(Region and label listings)
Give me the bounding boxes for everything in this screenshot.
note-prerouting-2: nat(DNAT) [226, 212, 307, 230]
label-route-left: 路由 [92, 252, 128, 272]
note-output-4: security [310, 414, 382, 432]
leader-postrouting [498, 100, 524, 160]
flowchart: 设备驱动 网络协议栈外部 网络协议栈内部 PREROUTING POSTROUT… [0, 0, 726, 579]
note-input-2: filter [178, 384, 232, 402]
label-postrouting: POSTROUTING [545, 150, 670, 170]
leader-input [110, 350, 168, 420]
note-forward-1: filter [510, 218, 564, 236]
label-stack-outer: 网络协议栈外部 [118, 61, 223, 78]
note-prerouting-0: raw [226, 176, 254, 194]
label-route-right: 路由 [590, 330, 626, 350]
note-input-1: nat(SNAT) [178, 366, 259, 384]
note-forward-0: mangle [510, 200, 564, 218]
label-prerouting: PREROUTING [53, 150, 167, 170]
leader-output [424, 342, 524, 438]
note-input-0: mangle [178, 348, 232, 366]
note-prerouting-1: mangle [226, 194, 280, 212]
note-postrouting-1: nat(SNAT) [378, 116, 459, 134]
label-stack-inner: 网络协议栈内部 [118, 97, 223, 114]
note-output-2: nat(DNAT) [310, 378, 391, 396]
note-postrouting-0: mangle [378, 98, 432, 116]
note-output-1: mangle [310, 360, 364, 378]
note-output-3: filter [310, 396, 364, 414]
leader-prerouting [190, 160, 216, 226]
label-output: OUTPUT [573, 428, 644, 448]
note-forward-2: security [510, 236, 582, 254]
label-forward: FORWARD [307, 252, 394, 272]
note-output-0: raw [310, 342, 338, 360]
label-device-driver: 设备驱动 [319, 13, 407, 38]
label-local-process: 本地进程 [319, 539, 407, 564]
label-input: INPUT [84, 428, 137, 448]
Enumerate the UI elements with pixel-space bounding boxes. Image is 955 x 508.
--
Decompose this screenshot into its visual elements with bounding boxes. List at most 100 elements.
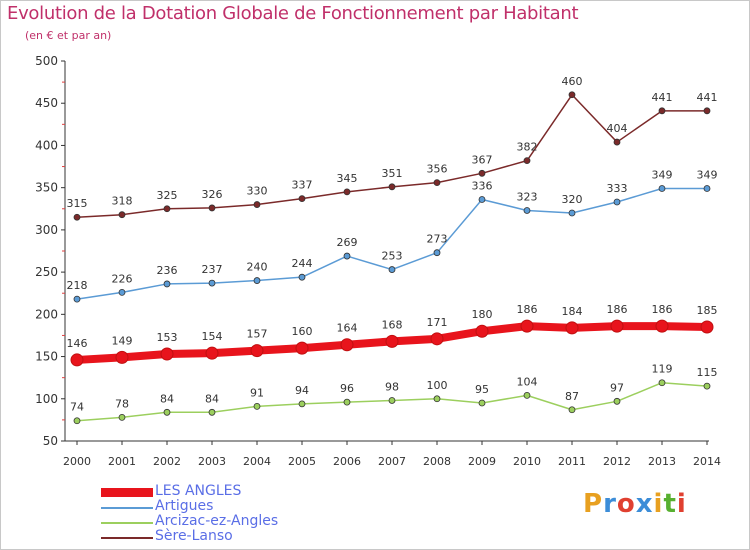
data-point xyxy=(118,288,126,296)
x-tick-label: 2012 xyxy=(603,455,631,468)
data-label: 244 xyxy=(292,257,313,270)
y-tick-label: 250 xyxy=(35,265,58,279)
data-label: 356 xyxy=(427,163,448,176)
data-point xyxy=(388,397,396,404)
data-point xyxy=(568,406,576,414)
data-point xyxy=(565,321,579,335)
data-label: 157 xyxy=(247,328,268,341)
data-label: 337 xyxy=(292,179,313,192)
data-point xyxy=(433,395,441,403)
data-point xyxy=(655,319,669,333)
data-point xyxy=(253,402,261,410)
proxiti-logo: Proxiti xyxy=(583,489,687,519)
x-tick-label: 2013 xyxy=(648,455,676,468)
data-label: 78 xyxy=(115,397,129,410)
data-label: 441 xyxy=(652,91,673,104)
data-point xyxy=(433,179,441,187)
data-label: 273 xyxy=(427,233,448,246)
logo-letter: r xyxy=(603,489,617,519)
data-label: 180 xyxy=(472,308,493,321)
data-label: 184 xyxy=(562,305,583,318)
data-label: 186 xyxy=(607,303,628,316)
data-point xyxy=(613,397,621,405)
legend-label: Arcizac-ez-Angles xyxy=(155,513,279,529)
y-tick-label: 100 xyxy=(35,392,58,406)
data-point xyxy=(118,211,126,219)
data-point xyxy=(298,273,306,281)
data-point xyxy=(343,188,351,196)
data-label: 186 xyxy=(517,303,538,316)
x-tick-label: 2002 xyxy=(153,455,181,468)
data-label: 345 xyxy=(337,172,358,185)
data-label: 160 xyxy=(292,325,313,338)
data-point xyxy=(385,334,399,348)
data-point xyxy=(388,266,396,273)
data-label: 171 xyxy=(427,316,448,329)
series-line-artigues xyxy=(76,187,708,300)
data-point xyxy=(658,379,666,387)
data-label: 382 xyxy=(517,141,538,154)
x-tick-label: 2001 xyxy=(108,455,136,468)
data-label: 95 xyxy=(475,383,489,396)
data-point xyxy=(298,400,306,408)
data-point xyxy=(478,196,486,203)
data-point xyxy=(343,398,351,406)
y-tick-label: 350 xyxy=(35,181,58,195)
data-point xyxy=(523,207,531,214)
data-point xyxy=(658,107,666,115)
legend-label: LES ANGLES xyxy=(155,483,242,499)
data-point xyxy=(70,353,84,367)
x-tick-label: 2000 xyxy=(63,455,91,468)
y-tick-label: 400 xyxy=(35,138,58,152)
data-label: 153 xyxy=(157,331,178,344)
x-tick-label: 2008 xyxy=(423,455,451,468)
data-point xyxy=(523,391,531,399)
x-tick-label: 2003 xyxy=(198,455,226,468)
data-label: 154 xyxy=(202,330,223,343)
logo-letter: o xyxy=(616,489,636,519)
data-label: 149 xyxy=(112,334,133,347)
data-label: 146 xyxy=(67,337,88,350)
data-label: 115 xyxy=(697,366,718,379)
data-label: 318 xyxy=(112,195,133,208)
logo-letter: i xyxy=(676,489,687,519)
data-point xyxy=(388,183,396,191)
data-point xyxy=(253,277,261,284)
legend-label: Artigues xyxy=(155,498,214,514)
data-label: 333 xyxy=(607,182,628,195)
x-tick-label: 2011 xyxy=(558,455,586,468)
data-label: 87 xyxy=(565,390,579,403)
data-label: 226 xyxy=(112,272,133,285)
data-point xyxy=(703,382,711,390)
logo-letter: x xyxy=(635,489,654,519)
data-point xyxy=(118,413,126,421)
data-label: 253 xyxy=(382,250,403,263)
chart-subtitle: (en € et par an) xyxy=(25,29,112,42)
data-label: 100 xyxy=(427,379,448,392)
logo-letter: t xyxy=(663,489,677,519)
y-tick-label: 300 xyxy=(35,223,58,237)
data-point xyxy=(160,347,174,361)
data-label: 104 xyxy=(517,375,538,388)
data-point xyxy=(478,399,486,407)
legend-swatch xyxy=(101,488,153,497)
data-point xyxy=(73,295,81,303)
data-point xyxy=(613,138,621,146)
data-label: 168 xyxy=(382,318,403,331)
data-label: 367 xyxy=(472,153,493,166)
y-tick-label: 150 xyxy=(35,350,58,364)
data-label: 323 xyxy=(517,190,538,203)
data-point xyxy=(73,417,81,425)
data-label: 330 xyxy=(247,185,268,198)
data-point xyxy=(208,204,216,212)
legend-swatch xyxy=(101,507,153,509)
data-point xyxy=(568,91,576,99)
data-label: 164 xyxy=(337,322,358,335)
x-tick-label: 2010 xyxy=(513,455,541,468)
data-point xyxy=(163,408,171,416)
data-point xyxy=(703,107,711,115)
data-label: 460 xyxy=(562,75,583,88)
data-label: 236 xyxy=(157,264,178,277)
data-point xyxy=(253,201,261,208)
* * *
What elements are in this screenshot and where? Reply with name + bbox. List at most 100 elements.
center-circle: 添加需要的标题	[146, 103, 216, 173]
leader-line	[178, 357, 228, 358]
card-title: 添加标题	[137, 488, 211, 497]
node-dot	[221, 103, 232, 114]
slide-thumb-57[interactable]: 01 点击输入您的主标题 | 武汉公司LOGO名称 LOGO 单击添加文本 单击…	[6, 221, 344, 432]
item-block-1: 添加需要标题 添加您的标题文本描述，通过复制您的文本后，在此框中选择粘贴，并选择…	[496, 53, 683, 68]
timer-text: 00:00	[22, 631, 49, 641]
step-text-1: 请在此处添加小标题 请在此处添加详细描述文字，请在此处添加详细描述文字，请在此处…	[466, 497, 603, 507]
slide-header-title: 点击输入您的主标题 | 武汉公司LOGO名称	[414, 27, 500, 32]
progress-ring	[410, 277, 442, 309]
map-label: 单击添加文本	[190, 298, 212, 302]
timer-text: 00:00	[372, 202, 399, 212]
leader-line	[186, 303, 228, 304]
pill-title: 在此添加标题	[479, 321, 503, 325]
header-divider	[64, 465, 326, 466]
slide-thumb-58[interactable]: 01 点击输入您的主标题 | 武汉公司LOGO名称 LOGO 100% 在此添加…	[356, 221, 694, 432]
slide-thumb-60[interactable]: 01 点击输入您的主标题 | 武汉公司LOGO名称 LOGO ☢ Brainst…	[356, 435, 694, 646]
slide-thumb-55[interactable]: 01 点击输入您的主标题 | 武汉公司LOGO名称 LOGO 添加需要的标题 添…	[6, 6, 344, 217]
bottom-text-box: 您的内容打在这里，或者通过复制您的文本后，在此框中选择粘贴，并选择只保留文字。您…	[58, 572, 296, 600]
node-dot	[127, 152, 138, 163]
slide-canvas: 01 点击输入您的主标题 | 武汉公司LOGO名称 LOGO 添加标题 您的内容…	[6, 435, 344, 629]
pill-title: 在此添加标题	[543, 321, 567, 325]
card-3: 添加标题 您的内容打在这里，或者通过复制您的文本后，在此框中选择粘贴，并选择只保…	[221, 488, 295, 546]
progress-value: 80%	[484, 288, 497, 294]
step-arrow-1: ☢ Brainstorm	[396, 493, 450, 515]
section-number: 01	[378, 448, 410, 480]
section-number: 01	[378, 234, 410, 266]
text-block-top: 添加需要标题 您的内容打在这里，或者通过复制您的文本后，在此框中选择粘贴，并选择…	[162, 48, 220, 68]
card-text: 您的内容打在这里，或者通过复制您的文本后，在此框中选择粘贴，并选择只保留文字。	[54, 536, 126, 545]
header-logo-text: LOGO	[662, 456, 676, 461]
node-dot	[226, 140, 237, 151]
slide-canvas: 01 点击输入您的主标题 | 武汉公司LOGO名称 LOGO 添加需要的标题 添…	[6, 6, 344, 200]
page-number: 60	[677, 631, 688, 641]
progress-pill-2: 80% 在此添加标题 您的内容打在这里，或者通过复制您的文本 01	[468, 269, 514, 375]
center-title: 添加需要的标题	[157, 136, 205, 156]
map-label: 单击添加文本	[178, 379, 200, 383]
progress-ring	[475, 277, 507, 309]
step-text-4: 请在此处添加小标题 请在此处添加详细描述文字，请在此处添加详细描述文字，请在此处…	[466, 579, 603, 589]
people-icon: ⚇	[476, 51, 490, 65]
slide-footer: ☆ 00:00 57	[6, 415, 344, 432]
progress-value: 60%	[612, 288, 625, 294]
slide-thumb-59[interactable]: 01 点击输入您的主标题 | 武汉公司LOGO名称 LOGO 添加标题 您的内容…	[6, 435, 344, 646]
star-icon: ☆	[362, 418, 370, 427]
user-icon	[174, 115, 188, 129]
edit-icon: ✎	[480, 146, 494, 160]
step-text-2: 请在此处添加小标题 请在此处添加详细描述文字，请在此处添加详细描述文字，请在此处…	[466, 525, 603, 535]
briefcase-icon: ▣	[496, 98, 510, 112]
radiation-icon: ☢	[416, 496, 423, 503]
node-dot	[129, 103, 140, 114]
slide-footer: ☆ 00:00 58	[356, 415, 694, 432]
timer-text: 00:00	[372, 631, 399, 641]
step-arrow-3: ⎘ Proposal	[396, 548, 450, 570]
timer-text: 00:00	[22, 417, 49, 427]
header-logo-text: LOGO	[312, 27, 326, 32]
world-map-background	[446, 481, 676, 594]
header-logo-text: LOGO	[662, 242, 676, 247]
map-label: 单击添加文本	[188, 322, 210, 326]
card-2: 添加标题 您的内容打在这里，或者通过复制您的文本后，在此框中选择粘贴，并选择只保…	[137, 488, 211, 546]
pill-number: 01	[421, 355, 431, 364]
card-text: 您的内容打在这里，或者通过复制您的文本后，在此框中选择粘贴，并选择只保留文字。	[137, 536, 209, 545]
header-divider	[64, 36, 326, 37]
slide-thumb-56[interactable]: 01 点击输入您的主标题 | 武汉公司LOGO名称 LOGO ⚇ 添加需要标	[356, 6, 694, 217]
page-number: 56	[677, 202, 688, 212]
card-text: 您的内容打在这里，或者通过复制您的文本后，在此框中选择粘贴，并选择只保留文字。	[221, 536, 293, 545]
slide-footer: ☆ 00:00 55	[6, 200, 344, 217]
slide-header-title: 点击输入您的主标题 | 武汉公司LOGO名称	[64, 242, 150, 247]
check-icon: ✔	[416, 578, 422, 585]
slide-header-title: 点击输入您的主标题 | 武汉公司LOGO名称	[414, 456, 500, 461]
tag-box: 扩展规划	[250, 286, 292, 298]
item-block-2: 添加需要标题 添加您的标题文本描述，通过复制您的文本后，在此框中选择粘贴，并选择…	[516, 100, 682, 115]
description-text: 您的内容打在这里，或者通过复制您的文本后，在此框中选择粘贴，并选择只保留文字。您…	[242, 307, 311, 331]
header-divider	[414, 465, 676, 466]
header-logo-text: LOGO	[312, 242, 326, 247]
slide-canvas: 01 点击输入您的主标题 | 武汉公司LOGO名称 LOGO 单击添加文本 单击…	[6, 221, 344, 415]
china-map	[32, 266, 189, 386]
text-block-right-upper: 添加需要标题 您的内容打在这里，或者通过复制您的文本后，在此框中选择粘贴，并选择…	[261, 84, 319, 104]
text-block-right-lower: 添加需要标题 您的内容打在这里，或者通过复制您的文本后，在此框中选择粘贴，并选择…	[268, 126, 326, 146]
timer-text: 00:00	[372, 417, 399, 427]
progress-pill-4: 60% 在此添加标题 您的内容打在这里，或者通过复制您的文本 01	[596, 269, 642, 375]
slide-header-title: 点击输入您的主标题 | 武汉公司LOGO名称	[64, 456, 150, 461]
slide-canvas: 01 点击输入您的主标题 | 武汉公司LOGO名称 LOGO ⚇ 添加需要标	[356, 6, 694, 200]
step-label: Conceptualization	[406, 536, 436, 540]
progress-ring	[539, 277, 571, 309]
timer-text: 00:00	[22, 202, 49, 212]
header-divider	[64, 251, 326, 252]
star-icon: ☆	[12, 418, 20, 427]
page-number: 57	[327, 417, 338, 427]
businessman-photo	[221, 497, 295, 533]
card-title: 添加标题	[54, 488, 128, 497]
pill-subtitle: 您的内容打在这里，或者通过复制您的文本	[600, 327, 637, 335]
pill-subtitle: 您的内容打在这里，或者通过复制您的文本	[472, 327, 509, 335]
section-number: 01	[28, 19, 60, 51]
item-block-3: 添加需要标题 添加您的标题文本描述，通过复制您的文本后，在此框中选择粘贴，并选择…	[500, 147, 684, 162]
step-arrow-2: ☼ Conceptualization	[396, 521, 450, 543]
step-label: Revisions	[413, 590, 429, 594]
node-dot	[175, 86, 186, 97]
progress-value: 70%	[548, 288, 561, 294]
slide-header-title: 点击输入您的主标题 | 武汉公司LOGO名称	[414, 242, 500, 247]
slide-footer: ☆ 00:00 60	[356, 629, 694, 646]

## Directions
Which lines in the items above contain the string "input"? Pick out each one and copy it in full.

## Answer for the task
note-input-2: filter [178, 384, 232, 402]
leader-input [110, 350, 168, 420]
note-input-1: nat(SNAT) [178, 366, 259, 384]
note-input-0: mangle [178, 348, 232, 366]
label-input: INPUT [84, 428, 137, 448]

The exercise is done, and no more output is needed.